- [Requirements] Print the entries below word for word; the pictures stay out of your copy.

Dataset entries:
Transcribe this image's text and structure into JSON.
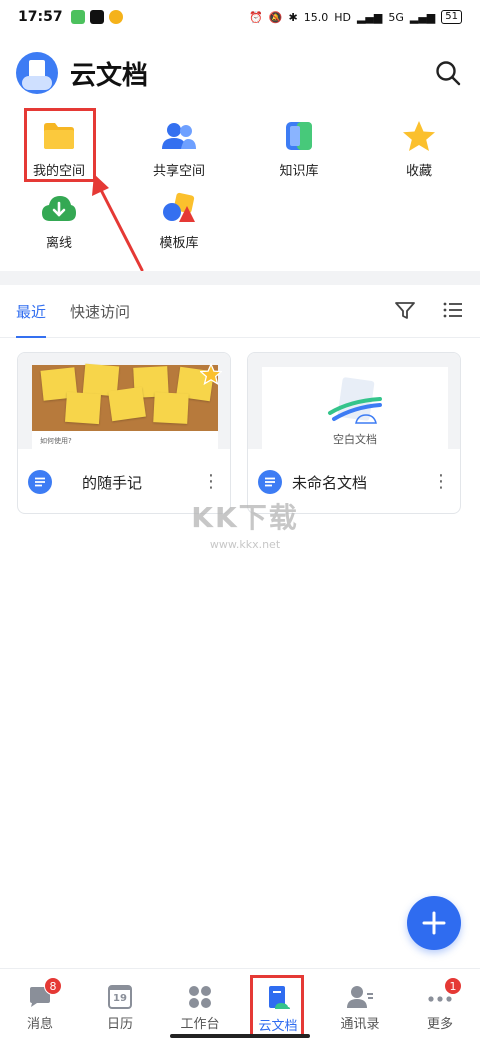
{
  "status_bar": {
    "time": "17:57",
    "speed": "15.0",
    "network": "5G",
    "battery": "51"
  },
  "header": {
    "title": "云文档"
  },
  "quick_access": [
    {
      "label": "我的空间",
      "icon": "folder-icon"
    },
    {
      "label": "共享空间",
      "icon": "people-icon"
    },
    {
      "label": "知识库",
      "icon": "knowledge-base-icon"
    },
    {
      "label": "收藏",
      "icon": "star-icon"
    },
    {
      "label": "离线",
      "icon": "download-icon"
    },
    {
      "label": "模板库",
      "icon": "template-icon"
    }
  ],
  "tabs": [
    {
      "label": "最近",
      "active": true
    },
    {
      "label": "快速访问",
      "active": false
    }
  ],
  "documents": [
    {
      "name": "的随手记",
      "thumb_caption": "如何使用?",
      "starred": true
    },
    {
      "name": "未命名文档",
      "thumb_caption": "空白文档",
      "starred": false
    }
  ],
  "watermark": {
    "logo": "KK下载",
    "url": "www.kkx.net"
  },
  "bottom_nav": [
    {
      "label": "消息",
      "icon": "message-icon",
      "badge": "8"
    },
    {
      "label": "日历",
      "icon": "calendar-icon",
      "icon_text": "19"
    },
    {
      "label": "工作台",
      "icon": "workbench-icon"
    },
    {
      "label": "云文档",
      "icon": "cloud-doc-icon",
      "active": true
    },
    {
      "label": "通讯录",
      "icon": "contacts-icon"
    },
    {
      "label": "更多",
      "icon": "more-icon",
      "badge": "1"
    }
  ],
  "colors": {
    "accent": "#2f6cf0",
    "annotation_red": "#e53935"
  }
}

- [Response to the task]
Transcribe this image's text and structure into JSON.
{
  "status_bar": {
    "time": "17:57",
    "speed": "15.0",
    "network": "5G",
    "battery": "51"
  },
  "header": {
    "title": "云文档"
  },
  "quick_access": [
    {
      "label": "我的空间",
      "icon": "folder-icon"
    },
    {
      "label": "共享空间",
      "icon": "people-icon"
    },
    {
      "label": "知识库",
      "icon": "knowledge-base-icon"
    },
    {
      "label": "收藏",
      "icon": "star-icon"
    },
    {
      "label": "离线",
      "icon": "download-icon"
    },
    {
      "label": "模板库",
      "icon": "template-icon"
    }
  ],
  "tabs": [
    {
      "label": "最近",
      "active": true
    },
    {
      "label": "快速访问",
      "active": false
    }
  ],
  "documents": [
    {
      "name": "的随手记",
      "thumb_caption": "如何使用?",
      "starred": true
    },
    {
      "name": "未命名文档",
      "thumb_caption": "空白文档",
      "starred": false
    }
  ],
  "watermark": {
    "logo": "KK下载",
    "url": "www.kkx.net"
  },
  "bottom_nav": [
    {
      "label": "消息",
      "icon": "message-icon",
      "badge": "8"
    },
    {
      "label": "日历",
      "icon": "calendar-icon",
      "icon_text": "19"
    },
    {
      "label": "工作台",
      "icon": "workbench-icon"
    },
    {
      "label": "云文档",
      "icon": "cloud-doc-icon",
      "active": true
    },
    {
      "label": "通讯录",
      "icon": "contacts-icon"
    },
    {
      "label": "更多",
      "icon": "more-icon",
      "badge": "1"
    }
  ],
  "colors": {
    "accent": "#2f6cf0",
    "annotation_red": "#e53935"
  }
}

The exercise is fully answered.